= Required task =
Return each line of the records holding the string "JSON".

= Entries provided =
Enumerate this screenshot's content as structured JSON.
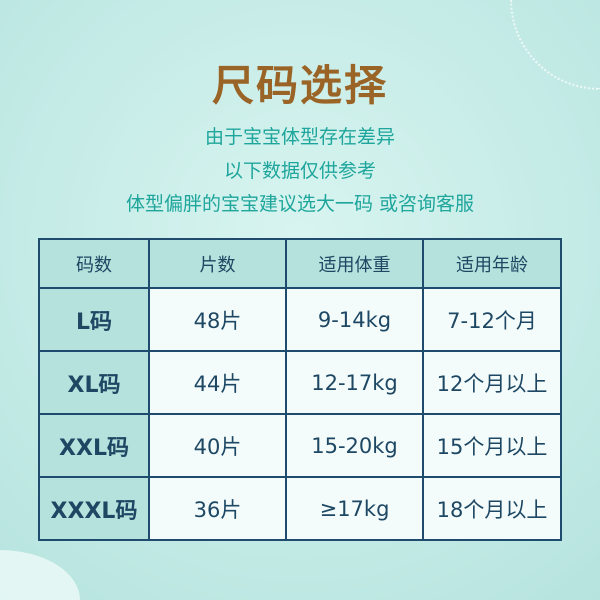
{
  "title": "尺码选择",
  "subtitle": [
    "由于宝宝体型存在差异",
    "以下数据仅供参考",
    "体型偏胖的宝宝建议选大一码  或咨询客服"
  ],
  "table": {
    "headers": [
      "码数",
      "片数",
      "适用体重",
      "适用年龄"
    ],
    "rows": [
      [
        "L码",
        "48片",
        "9-14kg",
        "7-12个月"
      ],
      [
        "XL码",
        "44片",
        "12-17kg",
        "12个月以上"
      ],
      [
        "XXL码",
        "40片",
        "15-20kg",
        "15个月以上"
      ],
      [
        "XXXL码",
        "36片",
        "≥17kg",
        "18个月以上"
      ]
    ]
  }
}
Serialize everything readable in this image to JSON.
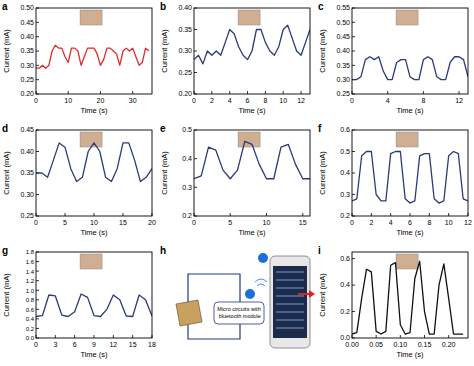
{
  "chart_data": [
    {
      "type": "line",
      "panel": "a",
      "xlabel": "Time (s)",
      "ylabel": "Current (mA)",
      "color": "#e02a2a",
      "xlim": [
        0,
        36
      ],
      "ylim": [
        0.2,
        0.5
      ],
      "xticks": [
        0,
        10,
        20,
        30
      ],
      "yticks": [
        {
          "value": 0.2,
          "label": "0.20"
        },
        {
          "value": 0.25,
          "label": "0.25"
        },
        {
          "value": 0.3,
          "label": "0.30"
        },
        {
          "value": 0.35,
          "label": "0.35"
        },
        {
          "value": 0.4,
          "label": "0.40"
        },
        {
          "value": 0.45,
          "label": "0.45"
        },
        {
          "value": 0.5,
          "label": "0.50"
        }
      ],
      "x": [
        0,
        1,
        2,
        3,
        4,
        5,
        6,
        7,
        8,
        9,
        10,
        11,
        12,
        13,
        14,
        15,
        16,
        17,
        18,
        19,
        20,
        21,
        22,
        23,
        24,
        25,
        26,
        27,
        28,
        29,
        30,
        31,
        32,
        33,
        34,
        35
      ],
      "values": [
        0.29,
        0.29,
        0.3,
        0.29,
        0.3,
        0.35,
        0.37,
        0.36,
        0.36,
        0.33,
        0.31,
        0.36,
        0.36,
        0.35,
        0.3,
        0.33,
        0.36,
        0.36,
        0.36,
        0.34,
        0.3,
        0.32,
        0.36,
        0.36,
        0.35,
        0.34,
        0.3,
        0.35,
        0.36,
        0.35,
        0.36,
        0.33,
        0.3,
        0.31,
        0.36,
        0.35
      ]
    },
    {
      "type": "line",
      "panel": "b",
      "xlabel": "Time (s)",
      "ylabel": "Current (mA)",
      "color": "#2b3a7a",
      "xlim": [
        0,
        13
      ],
      "ylim": [
        0.2,
        0.4
      ],
      "xticks": [
        0,
        2,
        4,
        6,
        8,
        10,
        12
      ],
      "yticks": [
        {
          "value": 0.2,
          "label": "0.20"
        },
        {
          "value": 0.25,
          "label": "0.25"
        },
        {
          "value": 0.3,
          "label": "0.30"
        },
        {
          "value": 0.35,
          "label": "0.35"
        },
        {
          "value": 0.4,
          "label": "0.40"
        }
      ],
      "x": [
        0,
        0.5,
        1,
        1.5,
        2,
        2.5,
        3,
        3.5,
        4,
        4.5,
        5,
        5.5,
        6,
        6.5,
        7,
        7.5,
        8,
        8.5,
        9,
        9.5,
        10,
        10.5,
        11,
        11.5,
        12,
        12.5,
        13
      ],
      "values": [
        0.28,
        0.29,
        0.27,
        0.3,
        0.29,
        0.3,
        0.29,
        0.32,
        0.35,
        0.34,
        0.31,
        0.29,
        0.28,
        0.3,
        0.35,
        0.35,
        0.32,
        0.3,
        0.29,
        0.31,
        0.35,
        0.36,
        0.33,
        0.3,
        0.29,
        0.32,
        0.35
      ]
    },
    {
      "type": "line",
      "panel": "c",
      "xlabel": "Time (s)",
      "ylabel": "Current (mA)",
      "color": "#2b3a7a",
      "xlim": [
        0,
        13
      ],
      "ylim": [
        0.25,
        0.55
      ],
      "xticks": [
        0,
        4,
        8,
        12
      ],
      "yticks": [
        {
          "value": 0.25,
          "label": "0.25"
        },
        {
          "value": 0.3,
          "label": "0.30"
        },
        {
          "value": 0.35,
          "label": "0.35"
        },
        {
          "value": 0.4,
          "label": "0.40"
        },
        {
          "value": 0.45,
          "label": "0.45"
        },
        {
          "value": 0.5,
          "label": "0.50"
        },
        {
          "value": 0.55,
          "label": "0.55"
        }
      ],
      "x": [
        0,
        0.5,
        1,
        1.5,
        2,
        2.5,
        3,
        3.5,
        4,
        4.5,
        5,
        5.5,
        6,
        6.5,
        7,
        7.5,
        8,
        8.5,
        9,
        9.5,
        10,
        10.5,
        11,
        11.5,
        12,
        12.5,
        13
      ],
      "values": [
        0.3,
        0.3,
        0.31,
        0.37,
        0.38,
        0.37,
        0.38,
        0.33,
        0.3,
        0.3,
        0.36,
        0.37,
        0.37,
        0.31,
        0.3,
        0.3,
        0.37,
        0.38,
        0.37,
        0.31,
        0.3,
        0.3,
        0.36,
        0.38,
        0.38,
        0.37,
        0.31
      ]
    },
    {
      "type": "line",
      "panel": "d",
      "xlabel": "Time (s)",
      "ylabel": "Current (mA)",
      "color": "#2b3a7a",
      "xlim": [
        0,
        20
      ],
      "ylim": [
        0.25,
        0.45
      ],
      "xticks": [
        0,
        5,
        10,
        15,
        20
      ],
      "yticks": [
        {
          "value": 0.25,
          "label": "0.25"
        },
        {
          "value": 0.3,
          "label": "0.30"
        },
        {
          "value": 0.35,
          "label": "0.35"
        },
        {
          "value": 0.4,
          "label": "0.40"
        },
        {
          "value": 0.45,
          "label": "0.45"
        }
      ],
      "x": [
        0,
        1,
        2,
        3,
        4,
        5,
        6,
        7,
        8,
        9,
        10,
        11,
        12,
        13,
        14,
        15,
        16,
        17,
        18,
        19,
        20
      ],
      "values": [
        0.35,
        0.35,
        0.34,
        0.38,
        0.42,
        0.41,
        0.36,
        0.33,
        0.34,
        0.4,
        0.42,
        0.4,
        0.34,
        0.33,
        0.36,
        0.42,
        0.42,
        0.38,
        0.33,
        0.34,
        0.36
      ]
    },
    {
      "type": "line",
      "panel": "e",
      "xlabel": "Time (s)",
      "ylabel": "Current (mA)",
      "color": "#2b3a7a",
      "xlim": [
        0,
        16
      ],
      "ylim": [
        0.2,
        0.5
      ],
      "xticks": [
        0,
        5,
        10,
        15
      ],
      "yticks": [
        0.2,
        0.3,
        0.4,
        0.5
      ],
      "x": [
        0,
        1,
        2,
        3,
        4,
        5,
        6,
        7,
        8,
        9,
        10,
        11,
        12,
        13,
        14,
        15,
        16
      ],
      "values": [
        0.33,
        0.34,
        0.44,
        0.43,
        0.36,
        0.33,
        0.36,
        0.46,
        0.45,
        0.38,
        0.33,
        0.33,
        0.44,
        0.45,
        0.38,
        0.33,
        0.33
      ]
    },
    {
      "type": "line",
      "panel": "f",
      "xlabel": "Time (s)",
      "ylabel": "Current (mA)",
      "color": "#2b3a7a",
      "xlim": [
        0,
        12
      ],
      "ylim": [
        0.2,
        0.6
      ],
      "xticks": [
        0,
        2,
        4,
        6,
        8,
        10,
        12
      ],
      "yticks": [
        0.2,
        0.3,
        0.4,
        0.5,
        0.6
      ],
      "x": [
        0,
        0.5,
        1,
        1.5,
        2,
        2.5,
        3,
        3.5,
        4,
        4.5,
        5,
        5.5,
        6,
        6.5,
        7,
        7.5,
        8,
        8.5,
        9,
        9.5,
        10,
        10.5,
        11,
        11.5,
        12
      ],
      "values": [
        0.27,
        0.28,
        0.48,
        0.5,
        0.5,
        0.3,
        0.27,
        0.27,
        0.49,
        0.5,
        0.5,
        0.28,
        0.26,
        0.27,
        0.48,
        0.49,
        0.49,
        0.28,
        0.26,
        0.27,
        0.48,
        0.5,
        0.49,
        0.28,
        0.27
      ]
    },
    {
      "type": "line",
      "panel": "g",
      "xlabel": "Time (s)",
      "ylabel": "Current (mA)",
      "color": "#2b3a7a",
      "xlim": [
        0,
        18
      ],
      "ylim": [
        0,
        1.8
      ],
      "xticks": [
        0,
        3,
        6,
        9,
        12,
        15,
        18
      ],
      "yticks": [
        {
          "value": 0,
          "label": "0.0"
        },
        0.2,
        0.4,
        0.6,
        0.8,
        {
          "value": 1,
          "label": "1.0"
        },
        1.2,
        1.4,
        1.6,
        1.8
      ],
      "x": [
        0,
        1,
        2,
        3,
        4,
        5,
        6,
        7,
        8,
        9,
        10,
        11,
        12,
        13,
        14,
        15,
        16,
        17,
        18
      ],
      "values": [
        0.45,
        0.47,
        0.9,
        0.88,
        0.48,
        0.45,
        0.55,
        0.92,
        0.85,
        0.47,
        0.45,
        0.6,
        0.9,
        0.8,
        0.46,
        0.45,
        0.9,
        0.8,
        0.46
      ]
    },
    {
      "type": "diagram",
      "panel": "h",
      "label": "Micro circuits with bluetooth module"
    },
    {
      "type": "line",
      "panel": "i",
      "xlabel": "Time (s)",
      "ylabel": "Current (mA)",
      "color": "#111111",
      "xlim": [
        0,
        0.24
      ],
      "ylim": [
        0,
        0.65
      ],
      "xticks": [
        {
          "value": 0,
          "label": "0.00"
        },
        {
          "value": 0.05,
          "label": "0.05"
        },
        {
          "value": 0.1,
          "label": "0.10"
        },
        {
          "value": 0.15,
          "label": "0.15"
        },
        {
          "value": 0.2,
          "label": "0.20"
        }
      ],
      "yticks": [
        {
          "value": 0,
          "label": "0.0"
        },
        0.2,
        0.4,
        0.6
      ],
      "x": [
        0,
        0.01,
        0.02,
        0.03,
        0.04,
        0.05,
        0.06,
        0.07,
        0.08,
        0.09,
        0.1,
        0.11,
        0.12,
        0.13,
        0.14,
        0.15,
        0.16,
        0.17,
        0.18,
        0.19,
        0.2,
        0.21,
        0.22,
        0.23
      ],
      "values": [
        0.03,
        0.04,
        0.3,
        0.52,
        0.5,
        0.05,
        0.03,
        0.05,
        0.55,
        0.57,
        0.1,
        0.03,
        0.04,
        0.45,
        0.58,
        0.2,
        0.03,
        0.03,
        0.4,
        0.56,
        0.3,
        0.03,
        0.03,
        0.03
      ]
    }
  ]
}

= Solution for this exercise =
Enumerate this screenshot's content as structured JSON.
Serialize everything readable in this image to JSON.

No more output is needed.